## What the task requires
Look through the material below and give the number of lines where the string "McGaugh" occurs, with nothing added.

## Available data
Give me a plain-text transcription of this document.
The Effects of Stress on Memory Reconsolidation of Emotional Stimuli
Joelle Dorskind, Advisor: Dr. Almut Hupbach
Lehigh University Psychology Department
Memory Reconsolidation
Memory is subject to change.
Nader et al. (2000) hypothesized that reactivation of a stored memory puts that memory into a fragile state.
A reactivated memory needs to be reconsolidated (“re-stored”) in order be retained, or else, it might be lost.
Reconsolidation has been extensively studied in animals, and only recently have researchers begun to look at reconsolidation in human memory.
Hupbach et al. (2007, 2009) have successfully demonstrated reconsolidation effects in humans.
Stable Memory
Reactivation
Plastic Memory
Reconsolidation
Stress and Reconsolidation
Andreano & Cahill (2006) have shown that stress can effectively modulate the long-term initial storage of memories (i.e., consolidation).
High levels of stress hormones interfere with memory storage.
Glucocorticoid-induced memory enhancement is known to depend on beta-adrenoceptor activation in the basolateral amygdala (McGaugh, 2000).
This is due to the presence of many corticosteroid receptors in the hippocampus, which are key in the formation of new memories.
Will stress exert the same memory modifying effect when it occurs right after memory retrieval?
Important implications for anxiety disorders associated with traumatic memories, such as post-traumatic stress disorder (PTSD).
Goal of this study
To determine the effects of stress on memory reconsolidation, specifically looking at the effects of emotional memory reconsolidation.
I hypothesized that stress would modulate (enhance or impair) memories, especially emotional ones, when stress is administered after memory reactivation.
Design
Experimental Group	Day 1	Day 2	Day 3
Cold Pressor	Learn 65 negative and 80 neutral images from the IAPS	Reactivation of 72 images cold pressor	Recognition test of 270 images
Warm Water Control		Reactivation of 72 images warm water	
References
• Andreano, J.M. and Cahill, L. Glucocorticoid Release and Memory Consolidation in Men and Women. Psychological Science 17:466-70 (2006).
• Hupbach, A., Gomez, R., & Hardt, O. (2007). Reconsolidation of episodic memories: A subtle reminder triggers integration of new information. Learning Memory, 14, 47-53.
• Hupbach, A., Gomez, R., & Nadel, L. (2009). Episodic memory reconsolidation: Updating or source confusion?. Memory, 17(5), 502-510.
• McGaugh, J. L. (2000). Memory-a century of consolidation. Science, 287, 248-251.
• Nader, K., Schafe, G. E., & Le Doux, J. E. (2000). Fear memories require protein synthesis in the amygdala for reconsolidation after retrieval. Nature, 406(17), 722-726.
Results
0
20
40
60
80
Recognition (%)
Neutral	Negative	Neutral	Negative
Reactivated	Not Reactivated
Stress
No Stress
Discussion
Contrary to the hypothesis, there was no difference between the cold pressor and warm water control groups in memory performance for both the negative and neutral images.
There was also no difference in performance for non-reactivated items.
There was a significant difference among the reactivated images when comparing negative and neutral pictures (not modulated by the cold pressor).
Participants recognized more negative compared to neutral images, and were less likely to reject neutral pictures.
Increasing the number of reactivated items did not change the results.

## Response to the task
2